Data excerpts
"""

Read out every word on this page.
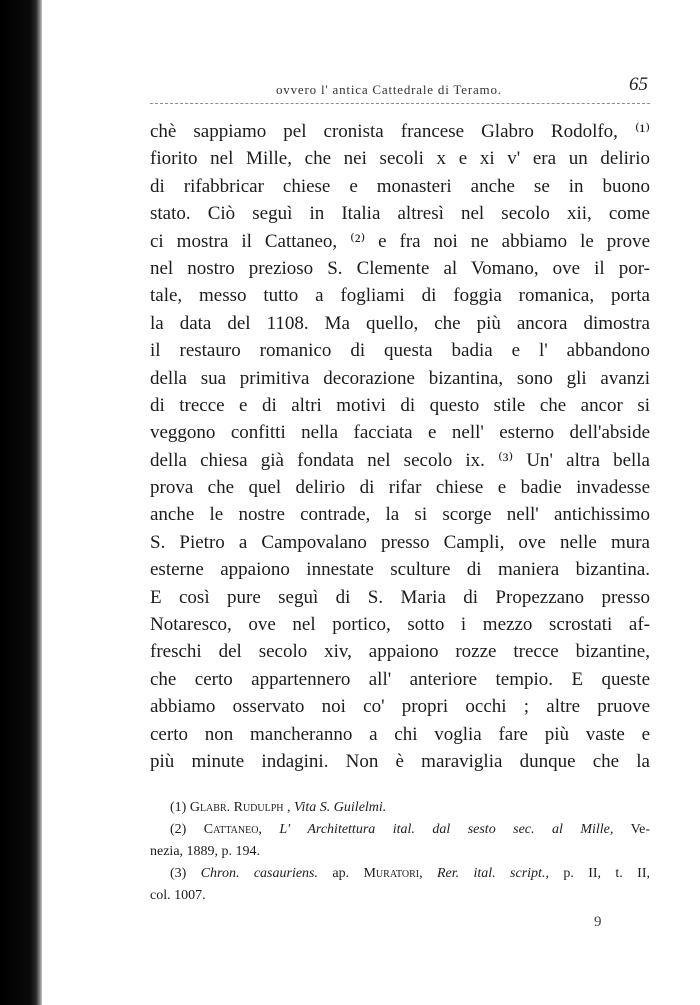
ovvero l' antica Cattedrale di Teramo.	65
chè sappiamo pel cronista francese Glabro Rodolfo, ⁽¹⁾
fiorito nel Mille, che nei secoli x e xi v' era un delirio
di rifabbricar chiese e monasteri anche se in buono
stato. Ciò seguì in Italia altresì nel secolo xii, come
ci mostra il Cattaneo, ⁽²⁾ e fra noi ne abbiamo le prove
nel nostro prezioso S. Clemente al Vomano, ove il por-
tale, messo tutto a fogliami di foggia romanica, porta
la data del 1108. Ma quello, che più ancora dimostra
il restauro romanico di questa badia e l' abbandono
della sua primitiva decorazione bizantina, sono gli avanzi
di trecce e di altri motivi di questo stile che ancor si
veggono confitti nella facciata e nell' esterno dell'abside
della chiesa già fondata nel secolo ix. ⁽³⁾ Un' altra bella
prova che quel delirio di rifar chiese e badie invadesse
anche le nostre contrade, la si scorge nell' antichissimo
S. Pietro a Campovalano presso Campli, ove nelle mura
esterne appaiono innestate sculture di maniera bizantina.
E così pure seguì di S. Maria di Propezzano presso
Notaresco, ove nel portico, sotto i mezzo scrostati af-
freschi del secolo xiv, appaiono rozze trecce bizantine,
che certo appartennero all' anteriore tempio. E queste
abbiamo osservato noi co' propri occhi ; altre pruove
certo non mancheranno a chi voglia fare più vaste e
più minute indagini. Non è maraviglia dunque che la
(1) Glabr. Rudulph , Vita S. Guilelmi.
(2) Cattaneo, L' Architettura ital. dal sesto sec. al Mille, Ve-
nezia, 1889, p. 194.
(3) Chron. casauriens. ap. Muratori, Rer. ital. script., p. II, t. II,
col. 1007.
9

"""
"""

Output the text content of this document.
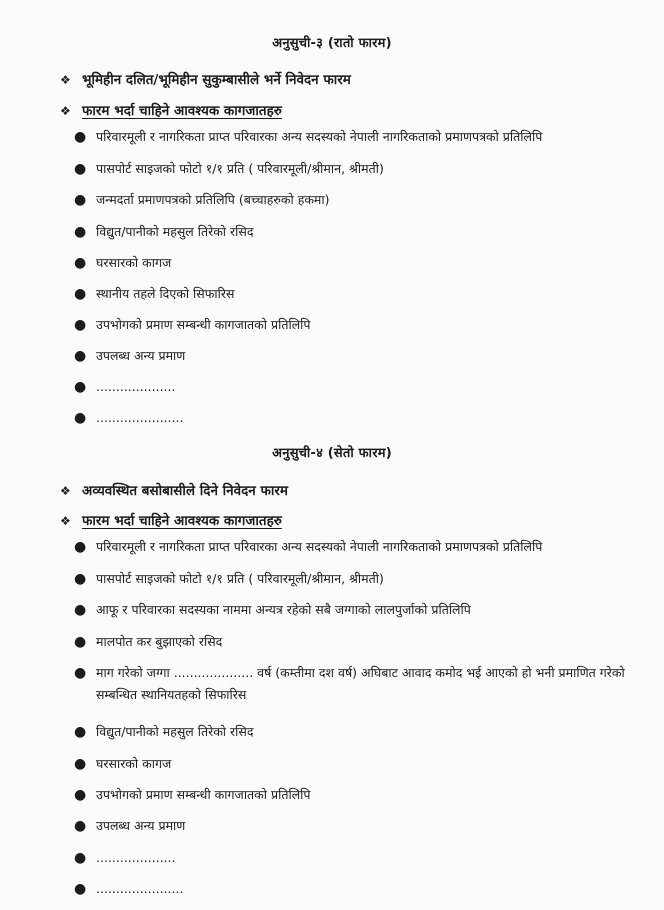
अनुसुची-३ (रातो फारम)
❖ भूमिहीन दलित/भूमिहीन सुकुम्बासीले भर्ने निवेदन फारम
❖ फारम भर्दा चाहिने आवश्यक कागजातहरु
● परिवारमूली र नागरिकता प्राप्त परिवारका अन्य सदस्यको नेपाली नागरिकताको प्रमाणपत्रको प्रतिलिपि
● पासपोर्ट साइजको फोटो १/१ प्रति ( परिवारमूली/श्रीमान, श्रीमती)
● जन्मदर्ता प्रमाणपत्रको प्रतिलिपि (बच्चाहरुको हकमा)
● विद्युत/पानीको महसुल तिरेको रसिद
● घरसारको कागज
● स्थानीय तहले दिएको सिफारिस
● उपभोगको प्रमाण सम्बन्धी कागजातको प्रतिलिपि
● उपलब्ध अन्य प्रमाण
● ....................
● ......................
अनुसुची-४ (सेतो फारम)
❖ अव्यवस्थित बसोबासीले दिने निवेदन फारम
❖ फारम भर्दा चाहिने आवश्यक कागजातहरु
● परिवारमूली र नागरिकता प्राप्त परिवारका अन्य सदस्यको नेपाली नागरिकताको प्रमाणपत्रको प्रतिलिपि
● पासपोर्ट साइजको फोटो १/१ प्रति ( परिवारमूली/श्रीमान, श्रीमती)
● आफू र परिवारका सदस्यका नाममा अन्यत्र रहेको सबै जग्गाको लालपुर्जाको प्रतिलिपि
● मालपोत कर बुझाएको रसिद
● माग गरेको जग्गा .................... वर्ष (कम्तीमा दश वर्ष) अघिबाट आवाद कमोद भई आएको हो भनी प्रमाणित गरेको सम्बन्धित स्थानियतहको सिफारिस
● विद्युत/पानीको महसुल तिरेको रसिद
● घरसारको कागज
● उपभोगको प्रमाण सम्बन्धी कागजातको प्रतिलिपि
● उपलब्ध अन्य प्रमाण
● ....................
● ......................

"""

EXERCISE OBJECTIVE → Take every line that includes the string "certo" and copy it.

CORRECT RESULT →
che certo appartennero all' anteriore tempio. E queste
certo non mancheranno a chi voglia fare più vaste e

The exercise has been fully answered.